*Job 1:* In the forum thread on Marine recruiting, what does the first reply say recruiters have to fill?
*Job 2:* Continue the forum thread on Marine recruiting from the point where it stops.

*Extracted text:*
※

You just have to get it done man. There is no substitute for action. There is no reason the recruiter will dick you around if you are doing everything in your power to meet them halfway. They have quotas to fill.

Also, your story about your grandpa dying is something that everyone here has experienced multiple times over. Once you are in, you are going to miss a lot of things. Don't parade it around like it is some badge of honor that you missed his funeral. You aren't impressing anyone here or showing us whose boss by saying that.

If you are serious about joining, control the factors you can control and stop blaming the recruiters.


----------



## DC (Oct 15, 2018)

Can you explain a “moral” waiver?


----------



## Gunz (Oct 15, 2018)

You're whining. Man up. I think there's more to this story than you're letting on. Based only on what I've read I don't think you pack the gear to be a Marine.


----------



## Hacksaw0621 (Oct 19, 2018)

※

*Data section:*
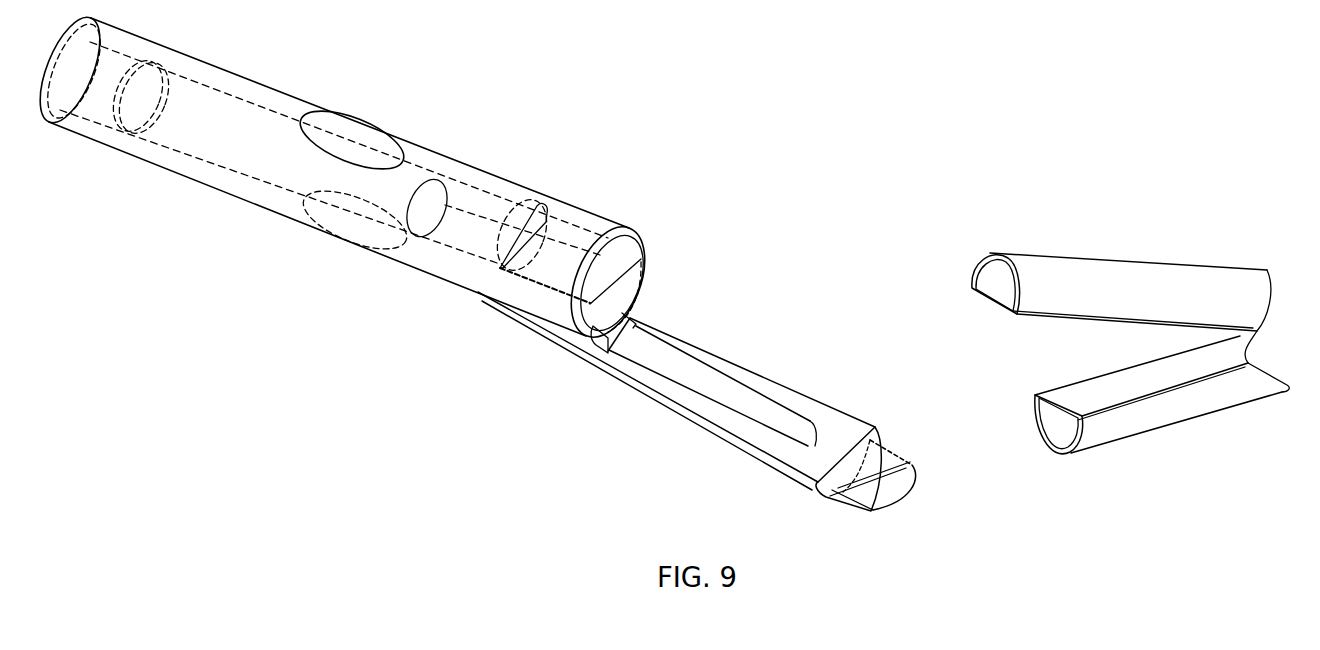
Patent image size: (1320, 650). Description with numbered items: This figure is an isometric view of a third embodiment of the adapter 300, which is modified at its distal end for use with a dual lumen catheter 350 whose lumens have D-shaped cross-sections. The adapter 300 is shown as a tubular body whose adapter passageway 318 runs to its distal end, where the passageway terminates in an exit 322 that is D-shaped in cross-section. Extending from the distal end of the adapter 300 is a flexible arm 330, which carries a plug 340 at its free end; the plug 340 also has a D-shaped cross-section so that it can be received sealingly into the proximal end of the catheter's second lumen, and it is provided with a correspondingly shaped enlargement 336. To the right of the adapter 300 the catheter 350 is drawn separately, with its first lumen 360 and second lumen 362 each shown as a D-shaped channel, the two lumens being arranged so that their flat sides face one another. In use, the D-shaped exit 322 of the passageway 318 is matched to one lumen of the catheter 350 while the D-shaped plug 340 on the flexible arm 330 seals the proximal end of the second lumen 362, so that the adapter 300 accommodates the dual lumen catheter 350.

※

*Answer 1:* Quotas.

*Answer 2:*
Alright so first you’ve already failed the ASVAB once and you require a moral waiver adding on that with being late to your meetings with the recruiters and what not .I’ll  be honest with you the operations officer is probably telling that gunny WHY should I waste resources dealing with this guy.


----------



## amlove21 (Oct 19, 2018)

Good inputs here. I believe the OP has plenty to read through and a good way ahead. 

@Patella_96 , I don't have much to say other than read the words posted, and take action, whatever that looks like. The words here may seem "harsh", but you just got a dose of some grown up advice from a collection of subject matter experts. 

What you do with that information is solely on you. 

Locked.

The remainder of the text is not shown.